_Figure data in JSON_
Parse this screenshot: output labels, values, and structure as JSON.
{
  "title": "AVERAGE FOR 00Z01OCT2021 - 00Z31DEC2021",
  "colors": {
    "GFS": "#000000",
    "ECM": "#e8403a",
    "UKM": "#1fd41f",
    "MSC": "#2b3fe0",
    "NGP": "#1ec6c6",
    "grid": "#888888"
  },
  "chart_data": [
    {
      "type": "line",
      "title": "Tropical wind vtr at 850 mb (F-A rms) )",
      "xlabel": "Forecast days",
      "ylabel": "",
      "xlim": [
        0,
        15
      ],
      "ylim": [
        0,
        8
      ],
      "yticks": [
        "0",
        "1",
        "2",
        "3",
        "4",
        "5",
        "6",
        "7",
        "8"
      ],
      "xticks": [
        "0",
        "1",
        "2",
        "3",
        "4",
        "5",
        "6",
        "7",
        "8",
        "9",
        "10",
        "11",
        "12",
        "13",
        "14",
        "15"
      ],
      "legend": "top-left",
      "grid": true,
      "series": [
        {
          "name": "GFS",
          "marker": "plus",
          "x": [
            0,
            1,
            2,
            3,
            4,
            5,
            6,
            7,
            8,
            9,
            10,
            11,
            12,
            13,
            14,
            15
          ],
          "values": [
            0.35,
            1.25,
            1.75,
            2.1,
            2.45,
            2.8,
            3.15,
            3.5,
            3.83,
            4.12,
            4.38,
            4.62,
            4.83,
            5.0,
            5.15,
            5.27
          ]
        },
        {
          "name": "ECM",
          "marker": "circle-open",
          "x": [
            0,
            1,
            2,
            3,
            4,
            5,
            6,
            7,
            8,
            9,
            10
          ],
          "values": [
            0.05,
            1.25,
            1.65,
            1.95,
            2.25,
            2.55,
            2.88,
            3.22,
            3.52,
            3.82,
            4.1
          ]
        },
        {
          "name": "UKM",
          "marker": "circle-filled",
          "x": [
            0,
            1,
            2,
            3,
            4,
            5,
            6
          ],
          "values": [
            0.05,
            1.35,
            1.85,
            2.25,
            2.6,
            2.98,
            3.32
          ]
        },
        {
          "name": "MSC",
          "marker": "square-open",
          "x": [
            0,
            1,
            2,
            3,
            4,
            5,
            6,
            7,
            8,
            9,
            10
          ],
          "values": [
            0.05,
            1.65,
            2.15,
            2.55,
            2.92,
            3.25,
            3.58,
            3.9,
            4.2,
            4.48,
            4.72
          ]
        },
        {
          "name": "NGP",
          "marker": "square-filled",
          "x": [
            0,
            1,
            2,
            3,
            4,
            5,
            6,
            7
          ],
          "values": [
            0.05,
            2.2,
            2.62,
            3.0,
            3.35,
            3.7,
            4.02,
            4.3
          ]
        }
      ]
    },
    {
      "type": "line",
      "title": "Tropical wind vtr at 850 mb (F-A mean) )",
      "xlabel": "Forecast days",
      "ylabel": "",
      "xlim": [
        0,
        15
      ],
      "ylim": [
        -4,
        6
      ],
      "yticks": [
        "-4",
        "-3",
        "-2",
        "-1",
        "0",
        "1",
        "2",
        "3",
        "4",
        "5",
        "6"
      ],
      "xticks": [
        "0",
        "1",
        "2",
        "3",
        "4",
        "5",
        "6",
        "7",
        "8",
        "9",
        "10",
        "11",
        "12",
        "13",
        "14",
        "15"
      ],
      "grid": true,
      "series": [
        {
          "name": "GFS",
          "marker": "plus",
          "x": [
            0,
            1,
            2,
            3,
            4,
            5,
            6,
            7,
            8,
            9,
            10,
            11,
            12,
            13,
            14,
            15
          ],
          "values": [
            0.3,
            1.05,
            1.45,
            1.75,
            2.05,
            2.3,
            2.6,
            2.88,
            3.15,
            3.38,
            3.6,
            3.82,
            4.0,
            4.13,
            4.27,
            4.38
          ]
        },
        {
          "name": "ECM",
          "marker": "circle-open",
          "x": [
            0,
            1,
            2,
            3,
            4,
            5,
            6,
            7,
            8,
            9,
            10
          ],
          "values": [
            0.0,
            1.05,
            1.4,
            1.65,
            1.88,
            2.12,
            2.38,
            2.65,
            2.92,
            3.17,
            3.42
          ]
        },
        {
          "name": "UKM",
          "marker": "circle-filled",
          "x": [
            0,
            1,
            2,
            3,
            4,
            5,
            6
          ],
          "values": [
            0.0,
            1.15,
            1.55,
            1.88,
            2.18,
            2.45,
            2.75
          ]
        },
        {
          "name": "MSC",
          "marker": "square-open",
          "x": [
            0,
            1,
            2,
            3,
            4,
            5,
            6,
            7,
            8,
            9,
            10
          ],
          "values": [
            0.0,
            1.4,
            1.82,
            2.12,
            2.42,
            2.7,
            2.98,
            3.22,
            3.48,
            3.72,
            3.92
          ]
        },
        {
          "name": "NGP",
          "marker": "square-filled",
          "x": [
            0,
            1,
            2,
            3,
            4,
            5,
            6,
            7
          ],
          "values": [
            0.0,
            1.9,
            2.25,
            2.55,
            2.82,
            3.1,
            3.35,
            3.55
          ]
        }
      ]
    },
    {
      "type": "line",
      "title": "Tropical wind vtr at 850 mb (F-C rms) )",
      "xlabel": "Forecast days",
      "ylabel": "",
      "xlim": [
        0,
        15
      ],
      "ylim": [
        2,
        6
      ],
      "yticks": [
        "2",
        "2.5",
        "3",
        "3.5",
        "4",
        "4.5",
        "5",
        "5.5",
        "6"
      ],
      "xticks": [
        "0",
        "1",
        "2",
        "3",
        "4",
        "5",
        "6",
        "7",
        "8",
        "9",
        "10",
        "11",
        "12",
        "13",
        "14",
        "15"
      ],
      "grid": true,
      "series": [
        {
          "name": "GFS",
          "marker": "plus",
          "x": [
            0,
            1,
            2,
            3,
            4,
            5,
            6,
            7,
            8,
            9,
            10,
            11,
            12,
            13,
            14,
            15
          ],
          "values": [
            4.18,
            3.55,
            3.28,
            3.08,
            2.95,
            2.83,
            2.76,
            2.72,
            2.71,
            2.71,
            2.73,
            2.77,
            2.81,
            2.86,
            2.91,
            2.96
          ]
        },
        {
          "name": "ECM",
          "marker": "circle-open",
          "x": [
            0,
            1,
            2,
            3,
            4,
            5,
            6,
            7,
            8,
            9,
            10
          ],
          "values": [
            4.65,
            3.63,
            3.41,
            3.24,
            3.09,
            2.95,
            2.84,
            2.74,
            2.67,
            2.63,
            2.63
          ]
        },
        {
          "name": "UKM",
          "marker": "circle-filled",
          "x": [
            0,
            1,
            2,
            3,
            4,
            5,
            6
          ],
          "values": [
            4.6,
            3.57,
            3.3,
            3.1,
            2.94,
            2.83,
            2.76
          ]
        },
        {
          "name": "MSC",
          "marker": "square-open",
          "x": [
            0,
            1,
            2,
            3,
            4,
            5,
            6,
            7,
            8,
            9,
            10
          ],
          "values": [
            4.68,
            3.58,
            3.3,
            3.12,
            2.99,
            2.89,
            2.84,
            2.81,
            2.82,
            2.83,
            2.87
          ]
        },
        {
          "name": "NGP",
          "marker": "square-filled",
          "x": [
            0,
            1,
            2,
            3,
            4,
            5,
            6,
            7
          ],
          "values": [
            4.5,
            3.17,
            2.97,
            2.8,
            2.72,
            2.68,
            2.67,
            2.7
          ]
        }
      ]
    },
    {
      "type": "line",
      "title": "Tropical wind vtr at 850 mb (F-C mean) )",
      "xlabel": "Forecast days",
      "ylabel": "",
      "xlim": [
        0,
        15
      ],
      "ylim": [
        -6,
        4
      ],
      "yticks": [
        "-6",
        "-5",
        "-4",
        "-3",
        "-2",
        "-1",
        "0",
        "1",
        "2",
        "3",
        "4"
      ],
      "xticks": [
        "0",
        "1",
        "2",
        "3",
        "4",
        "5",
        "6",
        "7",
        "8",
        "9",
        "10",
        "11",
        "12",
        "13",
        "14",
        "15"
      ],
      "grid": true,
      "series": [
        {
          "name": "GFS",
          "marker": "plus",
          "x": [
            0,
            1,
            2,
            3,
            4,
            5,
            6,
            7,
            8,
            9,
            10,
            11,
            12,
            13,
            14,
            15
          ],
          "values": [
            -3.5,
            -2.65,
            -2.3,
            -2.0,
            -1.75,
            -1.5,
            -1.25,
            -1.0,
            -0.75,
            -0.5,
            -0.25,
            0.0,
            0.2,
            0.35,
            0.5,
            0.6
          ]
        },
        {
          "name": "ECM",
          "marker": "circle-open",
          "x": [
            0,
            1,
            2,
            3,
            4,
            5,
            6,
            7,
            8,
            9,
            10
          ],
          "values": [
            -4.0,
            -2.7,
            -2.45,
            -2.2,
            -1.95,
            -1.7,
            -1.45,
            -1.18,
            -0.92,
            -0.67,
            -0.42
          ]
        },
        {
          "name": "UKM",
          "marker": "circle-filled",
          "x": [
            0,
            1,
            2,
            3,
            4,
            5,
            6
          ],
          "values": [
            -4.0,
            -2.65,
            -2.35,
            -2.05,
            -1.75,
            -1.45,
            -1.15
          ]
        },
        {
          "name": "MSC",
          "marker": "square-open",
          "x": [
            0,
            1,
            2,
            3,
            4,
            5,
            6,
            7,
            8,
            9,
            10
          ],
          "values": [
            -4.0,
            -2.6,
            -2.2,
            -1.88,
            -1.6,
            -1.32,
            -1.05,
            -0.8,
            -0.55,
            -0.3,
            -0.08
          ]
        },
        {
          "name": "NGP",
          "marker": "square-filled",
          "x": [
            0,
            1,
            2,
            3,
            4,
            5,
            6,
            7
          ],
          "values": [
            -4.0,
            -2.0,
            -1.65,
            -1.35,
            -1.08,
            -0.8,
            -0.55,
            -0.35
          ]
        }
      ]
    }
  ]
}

_What you have to do_
Look through the material above. Copy each line where the word "Tropical" appears.

_Response_
      "title": "Tropical wind vtr at 850 mb (F-A rms) )",
      "title": "Tropical wind vtr at 850 mb (F-A mean) )",
      "title": "Tropical wind vtr at 850 mb (F-C rms) )",
      "title": "Tropical wind vtr at 850 mb (F-C mean) )",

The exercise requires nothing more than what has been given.